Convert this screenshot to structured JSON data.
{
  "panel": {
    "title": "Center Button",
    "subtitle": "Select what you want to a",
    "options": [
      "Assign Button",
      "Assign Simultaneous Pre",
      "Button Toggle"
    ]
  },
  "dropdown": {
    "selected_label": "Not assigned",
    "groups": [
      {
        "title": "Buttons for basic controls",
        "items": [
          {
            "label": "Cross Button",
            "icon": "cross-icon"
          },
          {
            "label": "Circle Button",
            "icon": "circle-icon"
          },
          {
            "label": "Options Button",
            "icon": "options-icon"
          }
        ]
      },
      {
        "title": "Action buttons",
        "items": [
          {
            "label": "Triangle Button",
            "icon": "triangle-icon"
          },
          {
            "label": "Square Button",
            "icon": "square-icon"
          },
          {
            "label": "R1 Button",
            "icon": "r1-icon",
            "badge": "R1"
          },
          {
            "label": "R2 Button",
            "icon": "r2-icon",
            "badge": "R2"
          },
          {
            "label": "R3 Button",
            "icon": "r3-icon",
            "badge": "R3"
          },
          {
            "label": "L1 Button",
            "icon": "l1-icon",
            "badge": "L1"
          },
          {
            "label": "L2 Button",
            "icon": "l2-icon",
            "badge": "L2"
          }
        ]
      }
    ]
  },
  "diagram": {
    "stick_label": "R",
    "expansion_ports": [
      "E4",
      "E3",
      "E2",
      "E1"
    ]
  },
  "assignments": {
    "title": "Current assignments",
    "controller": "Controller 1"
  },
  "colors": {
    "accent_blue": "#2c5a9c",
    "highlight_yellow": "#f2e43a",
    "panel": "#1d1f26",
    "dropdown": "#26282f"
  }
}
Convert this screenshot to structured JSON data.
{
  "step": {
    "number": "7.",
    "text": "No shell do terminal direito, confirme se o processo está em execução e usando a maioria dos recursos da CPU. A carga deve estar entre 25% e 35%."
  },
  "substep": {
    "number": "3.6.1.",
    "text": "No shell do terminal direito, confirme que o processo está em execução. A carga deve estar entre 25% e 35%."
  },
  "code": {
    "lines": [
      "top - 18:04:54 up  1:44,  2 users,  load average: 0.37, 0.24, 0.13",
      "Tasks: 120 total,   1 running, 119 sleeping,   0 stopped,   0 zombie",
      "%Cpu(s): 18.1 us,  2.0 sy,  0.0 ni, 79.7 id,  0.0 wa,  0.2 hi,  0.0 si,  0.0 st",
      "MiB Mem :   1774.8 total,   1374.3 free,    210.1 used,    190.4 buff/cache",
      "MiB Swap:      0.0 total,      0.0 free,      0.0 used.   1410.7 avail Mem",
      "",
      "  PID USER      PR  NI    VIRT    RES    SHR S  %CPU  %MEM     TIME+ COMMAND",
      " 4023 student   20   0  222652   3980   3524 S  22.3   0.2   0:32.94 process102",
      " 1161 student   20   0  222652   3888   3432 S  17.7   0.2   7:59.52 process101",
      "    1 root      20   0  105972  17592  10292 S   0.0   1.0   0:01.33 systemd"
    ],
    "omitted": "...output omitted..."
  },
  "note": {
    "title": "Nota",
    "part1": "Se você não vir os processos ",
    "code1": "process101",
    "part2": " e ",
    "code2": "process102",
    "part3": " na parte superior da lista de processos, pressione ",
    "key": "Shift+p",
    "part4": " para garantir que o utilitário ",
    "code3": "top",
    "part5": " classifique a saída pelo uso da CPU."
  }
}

——————

**Stated goal:** Extract all the material, leaving every line as it is.

**Result of this task:**
Convert this screenshot to structured JSON data.
{
  "panel": {
    "title": "Center Button",
    "subtitle": "Select what you want to a",
    "options": [
      "Assign Button",
      "Assign Simultaneous Pre",
      "Button Toggle"
    ]
  },
  "dropdown": {
    "selected_label": "Not assigned",
    "groups": [
      {
        "title": "Buttons for basic controls",
        "items": [
          {
            "label": "Cross Button",
            "icon": "cross-icon"
          },
          {
            "label": "Circle Button",
            "icon": "circle-icon"
          },
          {
            "label": "Options Button",
            "icon": "options-icon"
          }
        ]
      },
      {
        "title": "Action buttons",
        "items": [
          {
            "label": "Triangle Button",
            "icon": "triangle-icon"
          },
          {
            "label": "Square Button",
            "icon": "square-icon"
          },
          {
            "label": "R1 Button",
            "icon": "r1-icon",
            "badge": "R1"
          },
          {
            "label": "R2 Button",
            "icon": "r2-icon",
            "badge": "R2"
          },
          {
            "label": "R3 Button",
            "icon": "r3-icon",
            "badge": "R3"
          },
          {
            "label": "L1 Button",
            "icon": "l1-icon",
            "badge": "L1"
          },
          {
            "label": "L2 Button",
            "icon": "l2-icon",
            "badge": "L2"
          }
        ]
      }
    ]
  },
  "diagram": {
    "stick_label": "R",
    "expansion_ports": [
      "E4",
      "E3",
      "E2",
      "E1"
    ]
  },
  "assignments": {
    "title": "Current assignments",
    "controller": "Controller 1"
  },
  "colors": {
    "accent_blue": "#2c5a9c",
    "highlight_yellow": "#f2e43a",
    "panel": "#1d1f26",
    "dropdown": "#26282f"
  }
}
Convert this screenshot to structured JSON data.
{
  "step": {
    "number": "7.",
    "text": "No shell do terminal direito, confirme se o processo está em execução e usando a maioria dos recursos da CPU. A carga deve estar entre 25% e 35%."
  },
  "substep": {
    "number": "3.6.1.",
    "text": "No shell do terminal direito, confirme que o processo está em execução. A carga deve estar entre 25% e 35%."
  },
  "code": {
    "lines": [
      "top - 18:04:54 up  1:44,  2 users,  load average: 0.37, 0.24, 0.13",
      "Tasks: 120 total,   1 running, 119 sleeping,   0 stopped,   0 zombie",
      "%Cpu(s): 18.1 us,  2.0 sy,  0.0 ni, 79.7 id,  0.0 wa,  0.2 hi,  0.0 si,  0.0 st",
      "MiB Mem :   1774.8 total,   1374.3 free,    210.1 used,    190.4 buff/cache",
      "MiB Swap:      0.0 total,      0.0 free,      0.0 used.   1410.7 avail Mem",
      "",
      "  PID USER      PR  NI    VIRT    RES    SHR S  %CPU  %MEM     TIME+ COMMAND",
      " 4023 student   20   0  222652   3980   3524 S  22.3   0.2   0:32.94 process102",
      " 1161 student   20   0  222652   3888   3432 S  17.7   0.2   7:59.52 process101",
      "    1 root      20   0  105972  17592  10292 S   0.0   1.0   0:01.33 systemd"
    ],
    "omitted": "...output omitted..."
  },
  "note": {
    "title": "Nota",
    "part1": "Se você não vir os processos ",
    "code1": "process101",
    "part2": " e ",
    "code2": "process102",
    "part3": " na parte superior da lista de processos, pressione ",
    "key": "Shift+p",
    "part4": " para garantir que o utilitário ",
    "code3": "top",
    "part5": " classifique a saída pelo uso da CPU."
  }
}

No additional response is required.